In the material below, list every line carrying the string "Sometimes".
▶
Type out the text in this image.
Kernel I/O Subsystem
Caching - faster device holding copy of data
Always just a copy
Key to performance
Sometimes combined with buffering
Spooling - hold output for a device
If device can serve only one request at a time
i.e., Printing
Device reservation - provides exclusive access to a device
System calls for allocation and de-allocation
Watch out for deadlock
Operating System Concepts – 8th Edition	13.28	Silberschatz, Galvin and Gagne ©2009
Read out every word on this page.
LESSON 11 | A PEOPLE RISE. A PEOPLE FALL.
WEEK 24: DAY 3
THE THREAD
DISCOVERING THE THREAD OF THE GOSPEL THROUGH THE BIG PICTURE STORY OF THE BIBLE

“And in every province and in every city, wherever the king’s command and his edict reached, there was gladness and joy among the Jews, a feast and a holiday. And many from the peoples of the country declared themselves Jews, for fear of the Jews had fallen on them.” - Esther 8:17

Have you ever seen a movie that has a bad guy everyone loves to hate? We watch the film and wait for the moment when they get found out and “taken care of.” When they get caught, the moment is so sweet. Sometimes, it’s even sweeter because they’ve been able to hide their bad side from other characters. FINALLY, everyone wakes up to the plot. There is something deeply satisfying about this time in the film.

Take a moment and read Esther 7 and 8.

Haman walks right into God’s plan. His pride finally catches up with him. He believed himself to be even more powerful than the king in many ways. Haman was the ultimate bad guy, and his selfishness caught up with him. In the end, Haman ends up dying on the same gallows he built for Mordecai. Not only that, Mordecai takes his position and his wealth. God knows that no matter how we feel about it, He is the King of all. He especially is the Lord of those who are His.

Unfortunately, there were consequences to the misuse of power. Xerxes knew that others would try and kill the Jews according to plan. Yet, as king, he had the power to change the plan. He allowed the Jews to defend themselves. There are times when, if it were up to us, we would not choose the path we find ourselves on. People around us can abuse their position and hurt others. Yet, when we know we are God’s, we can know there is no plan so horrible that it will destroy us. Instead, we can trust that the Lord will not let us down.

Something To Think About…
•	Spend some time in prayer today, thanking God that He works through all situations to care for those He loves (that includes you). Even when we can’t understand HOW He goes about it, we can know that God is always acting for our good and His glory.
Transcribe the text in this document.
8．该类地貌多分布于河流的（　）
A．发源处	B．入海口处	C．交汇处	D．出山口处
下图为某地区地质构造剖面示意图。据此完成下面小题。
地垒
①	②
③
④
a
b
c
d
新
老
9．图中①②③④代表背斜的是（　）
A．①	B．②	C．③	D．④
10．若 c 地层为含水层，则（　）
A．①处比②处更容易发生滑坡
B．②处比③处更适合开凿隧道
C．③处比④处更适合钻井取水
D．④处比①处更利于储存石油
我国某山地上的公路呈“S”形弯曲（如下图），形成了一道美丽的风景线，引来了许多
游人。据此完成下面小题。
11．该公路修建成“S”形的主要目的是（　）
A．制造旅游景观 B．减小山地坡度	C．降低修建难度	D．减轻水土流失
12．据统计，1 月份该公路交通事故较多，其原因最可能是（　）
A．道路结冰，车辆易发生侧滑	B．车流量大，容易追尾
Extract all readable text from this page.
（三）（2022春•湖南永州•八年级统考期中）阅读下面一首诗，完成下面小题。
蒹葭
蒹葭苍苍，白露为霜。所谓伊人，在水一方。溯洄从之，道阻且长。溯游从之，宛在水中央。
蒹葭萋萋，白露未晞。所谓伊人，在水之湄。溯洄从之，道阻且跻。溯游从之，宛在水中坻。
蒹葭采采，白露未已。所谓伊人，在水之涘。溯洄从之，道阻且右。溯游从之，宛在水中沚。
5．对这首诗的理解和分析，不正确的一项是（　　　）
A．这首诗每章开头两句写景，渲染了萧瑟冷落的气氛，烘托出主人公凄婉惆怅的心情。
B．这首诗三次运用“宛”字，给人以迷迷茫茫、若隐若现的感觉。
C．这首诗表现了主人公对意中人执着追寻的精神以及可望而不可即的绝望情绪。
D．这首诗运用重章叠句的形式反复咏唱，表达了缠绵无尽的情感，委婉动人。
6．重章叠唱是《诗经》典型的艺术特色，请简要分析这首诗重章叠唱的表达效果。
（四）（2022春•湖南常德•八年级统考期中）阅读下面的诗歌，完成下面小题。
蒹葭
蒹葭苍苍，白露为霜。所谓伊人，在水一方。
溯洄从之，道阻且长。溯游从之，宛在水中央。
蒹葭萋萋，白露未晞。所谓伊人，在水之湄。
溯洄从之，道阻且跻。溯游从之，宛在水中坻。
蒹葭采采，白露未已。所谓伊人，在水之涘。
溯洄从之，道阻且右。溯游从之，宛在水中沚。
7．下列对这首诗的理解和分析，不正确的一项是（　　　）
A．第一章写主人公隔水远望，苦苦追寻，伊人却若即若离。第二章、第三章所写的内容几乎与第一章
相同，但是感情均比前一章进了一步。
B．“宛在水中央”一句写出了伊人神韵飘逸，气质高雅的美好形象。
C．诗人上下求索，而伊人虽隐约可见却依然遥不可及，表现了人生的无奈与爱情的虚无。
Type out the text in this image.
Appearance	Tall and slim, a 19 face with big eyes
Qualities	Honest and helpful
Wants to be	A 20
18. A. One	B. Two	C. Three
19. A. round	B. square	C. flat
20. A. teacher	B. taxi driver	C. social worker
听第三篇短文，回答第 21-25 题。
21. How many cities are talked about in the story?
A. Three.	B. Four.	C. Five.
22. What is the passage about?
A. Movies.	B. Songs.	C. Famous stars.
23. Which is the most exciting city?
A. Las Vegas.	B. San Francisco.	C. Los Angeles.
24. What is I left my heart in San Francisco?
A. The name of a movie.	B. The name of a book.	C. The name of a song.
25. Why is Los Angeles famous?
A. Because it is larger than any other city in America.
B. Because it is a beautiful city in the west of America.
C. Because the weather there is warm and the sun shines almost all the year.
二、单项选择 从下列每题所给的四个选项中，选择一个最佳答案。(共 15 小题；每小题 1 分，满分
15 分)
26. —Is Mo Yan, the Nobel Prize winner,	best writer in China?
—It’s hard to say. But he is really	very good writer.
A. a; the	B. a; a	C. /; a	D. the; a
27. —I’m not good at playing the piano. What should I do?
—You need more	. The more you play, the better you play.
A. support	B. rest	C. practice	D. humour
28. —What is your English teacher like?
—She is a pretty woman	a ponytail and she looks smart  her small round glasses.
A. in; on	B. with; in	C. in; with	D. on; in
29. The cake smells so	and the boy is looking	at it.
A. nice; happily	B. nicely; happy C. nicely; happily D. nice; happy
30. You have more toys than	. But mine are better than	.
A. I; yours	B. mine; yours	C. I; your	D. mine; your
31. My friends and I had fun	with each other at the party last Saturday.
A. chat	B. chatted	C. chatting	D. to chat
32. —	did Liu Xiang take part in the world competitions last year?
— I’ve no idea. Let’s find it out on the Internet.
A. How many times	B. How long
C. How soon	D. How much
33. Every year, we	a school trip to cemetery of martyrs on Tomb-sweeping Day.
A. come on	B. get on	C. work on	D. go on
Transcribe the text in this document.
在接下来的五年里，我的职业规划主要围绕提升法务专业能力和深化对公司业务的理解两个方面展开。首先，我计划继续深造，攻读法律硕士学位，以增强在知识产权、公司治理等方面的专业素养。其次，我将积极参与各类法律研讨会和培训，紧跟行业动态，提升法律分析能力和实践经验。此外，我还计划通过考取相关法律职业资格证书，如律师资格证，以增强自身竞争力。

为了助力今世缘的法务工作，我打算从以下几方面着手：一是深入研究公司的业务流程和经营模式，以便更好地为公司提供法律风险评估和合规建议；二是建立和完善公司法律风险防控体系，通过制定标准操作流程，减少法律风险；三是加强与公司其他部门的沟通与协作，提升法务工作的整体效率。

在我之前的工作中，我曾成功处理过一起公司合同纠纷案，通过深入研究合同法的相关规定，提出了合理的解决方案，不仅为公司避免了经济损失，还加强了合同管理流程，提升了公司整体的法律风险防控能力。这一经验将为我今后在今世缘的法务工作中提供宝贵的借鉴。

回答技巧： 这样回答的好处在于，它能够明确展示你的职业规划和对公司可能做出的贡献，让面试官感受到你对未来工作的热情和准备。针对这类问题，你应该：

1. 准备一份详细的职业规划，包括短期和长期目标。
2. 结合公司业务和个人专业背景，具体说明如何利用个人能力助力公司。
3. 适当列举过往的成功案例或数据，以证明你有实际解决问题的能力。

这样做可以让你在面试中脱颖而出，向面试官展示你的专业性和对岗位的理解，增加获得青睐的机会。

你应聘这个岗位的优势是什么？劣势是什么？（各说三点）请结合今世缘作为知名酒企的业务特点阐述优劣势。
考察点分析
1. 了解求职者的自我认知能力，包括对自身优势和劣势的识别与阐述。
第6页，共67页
◀
• _The answer_:
Sometimes combined with buffering
Have you ever seen a movie that has a bad guy everyone loves to hate? We watch the film and wait for the moment when they get found out and “taken care of.” When they get caught, the moment is so sweet. Sometimes, it’s even sweeter because they’ve been able to hide their bad side from other characters. FINALLY, everyone wakes up to the plot. There is something deeply satisfying about this time in the film.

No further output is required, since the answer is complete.